## Exercise
Repeat everything in the material exactly.

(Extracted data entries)
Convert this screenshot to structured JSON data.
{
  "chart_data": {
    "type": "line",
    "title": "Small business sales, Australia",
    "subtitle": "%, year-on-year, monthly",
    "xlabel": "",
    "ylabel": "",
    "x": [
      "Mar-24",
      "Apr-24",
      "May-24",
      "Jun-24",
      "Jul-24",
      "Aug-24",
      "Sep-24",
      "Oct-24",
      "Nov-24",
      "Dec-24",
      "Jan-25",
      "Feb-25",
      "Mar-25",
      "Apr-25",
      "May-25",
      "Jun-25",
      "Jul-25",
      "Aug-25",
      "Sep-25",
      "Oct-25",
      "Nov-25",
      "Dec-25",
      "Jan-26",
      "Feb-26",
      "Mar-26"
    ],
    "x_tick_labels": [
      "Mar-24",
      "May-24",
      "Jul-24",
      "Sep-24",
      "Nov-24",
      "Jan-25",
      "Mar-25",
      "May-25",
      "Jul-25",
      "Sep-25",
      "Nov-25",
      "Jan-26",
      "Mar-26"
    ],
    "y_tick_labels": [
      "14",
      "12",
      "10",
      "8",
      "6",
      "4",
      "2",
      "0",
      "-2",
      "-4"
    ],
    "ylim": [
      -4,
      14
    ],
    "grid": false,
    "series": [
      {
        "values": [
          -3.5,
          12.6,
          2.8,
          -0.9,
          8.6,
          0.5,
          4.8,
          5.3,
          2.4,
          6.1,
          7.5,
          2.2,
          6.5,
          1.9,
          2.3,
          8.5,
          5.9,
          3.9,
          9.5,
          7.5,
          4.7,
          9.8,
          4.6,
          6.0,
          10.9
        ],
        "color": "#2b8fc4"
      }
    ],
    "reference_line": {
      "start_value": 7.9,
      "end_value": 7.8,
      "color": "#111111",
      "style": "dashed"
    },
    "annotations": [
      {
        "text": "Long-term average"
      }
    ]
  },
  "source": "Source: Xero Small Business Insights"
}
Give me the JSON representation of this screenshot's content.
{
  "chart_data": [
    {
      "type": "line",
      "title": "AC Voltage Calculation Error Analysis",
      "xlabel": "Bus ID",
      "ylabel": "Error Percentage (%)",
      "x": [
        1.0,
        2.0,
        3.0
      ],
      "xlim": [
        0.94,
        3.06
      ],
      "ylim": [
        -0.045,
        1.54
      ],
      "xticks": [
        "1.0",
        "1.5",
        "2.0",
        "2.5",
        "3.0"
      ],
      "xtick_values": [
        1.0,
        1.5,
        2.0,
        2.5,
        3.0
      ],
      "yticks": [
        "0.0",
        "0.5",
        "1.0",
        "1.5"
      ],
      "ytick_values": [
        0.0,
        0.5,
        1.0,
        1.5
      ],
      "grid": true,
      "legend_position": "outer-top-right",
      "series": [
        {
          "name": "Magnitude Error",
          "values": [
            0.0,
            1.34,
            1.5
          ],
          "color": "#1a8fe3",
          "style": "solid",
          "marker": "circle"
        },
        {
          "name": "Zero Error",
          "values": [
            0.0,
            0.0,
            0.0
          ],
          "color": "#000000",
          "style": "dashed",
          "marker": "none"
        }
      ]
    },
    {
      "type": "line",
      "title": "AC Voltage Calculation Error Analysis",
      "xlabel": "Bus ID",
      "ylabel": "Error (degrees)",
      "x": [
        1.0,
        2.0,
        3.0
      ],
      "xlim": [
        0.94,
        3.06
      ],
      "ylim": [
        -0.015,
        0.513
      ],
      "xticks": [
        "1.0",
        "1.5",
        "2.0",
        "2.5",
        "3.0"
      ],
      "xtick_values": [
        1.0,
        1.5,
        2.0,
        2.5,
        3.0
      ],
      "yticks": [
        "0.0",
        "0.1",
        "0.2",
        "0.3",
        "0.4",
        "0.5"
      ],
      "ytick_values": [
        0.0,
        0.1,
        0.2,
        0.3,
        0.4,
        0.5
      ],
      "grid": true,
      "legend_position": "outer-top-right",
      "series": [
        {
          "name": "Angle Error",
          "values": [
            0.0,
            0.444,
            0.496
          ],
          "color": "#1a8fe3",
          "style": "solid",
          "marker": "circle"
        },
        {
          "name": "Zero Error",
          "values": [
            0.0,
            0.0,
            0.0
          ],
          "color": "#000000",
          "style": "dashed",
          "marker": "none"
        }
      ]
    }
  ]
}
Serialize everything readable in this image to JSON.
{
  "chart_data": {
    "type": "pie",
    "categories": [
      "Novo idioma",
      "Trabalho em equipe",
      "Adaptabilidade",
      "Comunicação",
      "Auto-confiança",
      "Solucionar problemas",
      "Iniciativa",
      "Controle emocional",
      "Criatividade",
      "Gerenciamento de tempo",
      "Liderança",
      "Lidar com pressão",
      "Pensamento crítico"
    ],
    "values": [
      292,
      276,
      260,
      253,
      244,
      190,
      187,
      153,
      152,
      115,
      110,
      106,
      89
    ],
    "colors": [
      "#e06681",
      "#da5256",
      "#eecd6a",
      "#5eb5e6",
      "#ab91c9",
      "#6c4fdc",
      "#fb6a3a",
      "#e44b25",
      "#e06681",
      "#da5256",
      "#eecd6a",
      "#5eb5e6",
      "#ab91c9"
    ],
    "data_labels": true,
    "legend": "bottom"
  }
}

## Answer to this problem
Convert this screenshot to structured JSON data.
{
  "chart_data": {
    "type": "line",
    "title": "Small business sales, Australia",
    "subtitle": "%, year-on-year, monthly",
    "xlabel": "",
    "ylabel": "",
    "x": [
      "Mar-24",
      "Apr-24",
      "May-24",
      "Jun-24",
      "Jul-24",
      "Aug-24",
      "Sep-24",
      "Oct-24",
      "Nov-24",
      "Dec-24",
      "Jan-25",
      "Feb-25",
      "Mar-25",
      "Apr-25",
      "May-25",
      "Jun-25",
      "Jul-25",
      "Aug-25",
      "Sep-25",
      "Oct-25",
      "Nov-25",
      "Dec-25",
      "Jan-26",
      "Feb-26",
      "Mar-26"
    ],
    "x_tick_labels": [
      "Mar-24",
      "May-24",
      "Jul-24",
      "Sep-24",
      "Nov-24",
      "Jan-25",
      "Mar-25",
      "May-25",
      "Jul-25",
      "Sep-25",
      "Nov-25",
      "Jan-26",
      "Mar-26"
    ],
    "y_tick_labels": [
      "14",
      "12",
      "10",
      "8",
      "6",
      "4",
      "2",
      "0",
      "-2",
      "-4"
    ],
    "ylim": [
      -4,
      14
    ],
    "grid": false,
    "series": [
      {
        "values": [
          -3.5,
          12.6,
          2.8,
          -0.9,
          8.6,
          0.5,
          4.8,
          5.3,
          2.4,
          6.1,
          7.5,
          2.2,
          6.5,
          1.9,
          2.3,
          8.5,
          5.9,
          3.9,
          9.5,
          7.5,
          4.7,
          9.8,
          4.6,
          6.0,
          10.9
        ],
        "color": "#2b8fc4"
      }
    ],
    "reference_line": {
      "start_value": 7.9,
      "end_value": 7.8,
      "color": "#111111",
      "style": "dashed"
    },
    "annotations": [
      {
        "text": "Long-term average"
      }
    ]
  },
  "source": "Source: Xero Small Business Insights"
}
Give me the JSON representation of this screenshot's content.
{
  "chart_data": [
    {
      "type": "line",
      "title": "AC Voltage Calculation Error Analysis",
      "xlabel": "Bus ID",
      "ylabel": "Error Percentage (%)",
      "x": [
        1.0,
        2.0,
        3.0
      ],
      "xlim": [
        0.94,
        3.06
      ],
      "ylim": [
        -0.045,
        1.54
      ],
      "xticks": [
        "1.0",
        "1.5",
        "2.0",
        "2.5",
        "3.0"
      ],
      "xtick_values": [
        1.0,
        1.5,
        2.0,
        2.5,
        3.0
      ],
      "yticks": [
        "0.0",
        "0.5",
        "1.0",
        "1.5"
      ],
      "ytick_values": [
        0.0,
        0.5,
        1.0,
        1.5
      ],
      "grid": true,
      "legend_position": "outer-top-right",
      "series": [
        {
          "name": "Magnitude Error",
          "values": [
            0.0,
            1.34,
            1.5
          ],
          "color": "#1a8fe3",
          "style": "solid",
          "marker": "circle"
        },
        {
          "name": "Zero Error",
          "values": [
            0.0,
            0.0,
            0.0
          ],
          "color": "#000000",
          "style": "dashed",
          "marker": "none"
        }
      ]
    },
    {
      "type": "line",
      "title": "AC Voltage Calculation Error Analysis",
      "xlabel": "Bus ID",
      "ylabel": "Error (degrees)",
      "x": [
        1.0,
        2.0,
        3.0
      ],
      "xlim": [
        0.94,
        3.06
      ],
      "ylim": [
        -0.015,
        0.513
      ],
      "xticks": [
        "1.0",
        "1.5",
        "2.0",
        "2.5",
        "3.0"
      ],
      "xtick_values": [
        1.0,
        1.5,
        2.0,
        2.5,
        3.0
      ],
      "yticks": [
        "0.0",
        "0.1",
        "0.2",
        "0.3",
        "0.4",
        "0.5"
      ],
      "ytick_values": [
        0.0,
        0.1,
        0.2,
        0.3,
        0.4,
        0.5
      ],
      "grid": true,
      "legend_position": "outer-top-right",
      "series": [
        {
          "name": "Angle Error",
          "values": [
            0.0,
            0.444,
            0.496
          ],
          "color": "#1a8fe3",
          "style": "solid",
          "marker": "circle"
        },
        {
          "name": "Zero Error",
          "values": [
            0.0,
            0.0,
            0.0
          ],
          "color": "#000000",
          "style": "dashed",
          "marker": "none"
        }
      ]
    }
  ]
}
Serialize everything readable in this image to JSON.
{
  "chart_data": {
    "type": "pie",
    "categories": [
      "Novo idioma",
      "Trabalho em equipe",
      "Adaptabilidade",
      "Comunicação",
      "Auto-confiança",
      "Solucionar problemas",
      "Iniciativa",
      "Controle emocional",
      "Criatividade",
      "Gerenciamento de tempo",
      "Liderança",
      "Lidar com pressão",
      "Pensamento crítico"
    ],
    "values": [
      292,
      276,
      260,
      253,
      244,
      190,
      187,
      153,
      152,
      115,
      110,
      106,
      89
    ],
    "colors": [
      "#e06681",
      "#da5256",
      "#eecd6a",
      "#5eb5e6",
      "#ab91c9",
      "#6c4fdc",
      "#fb6a3a",
      "#e44b25",
      "#e06681",
      "#da5256",
      "#eecd6a",
      "#5eb5e6",
      "#ab91c9"
    ],
    "data_labels": true,
    "legend": "bottom"
  }
}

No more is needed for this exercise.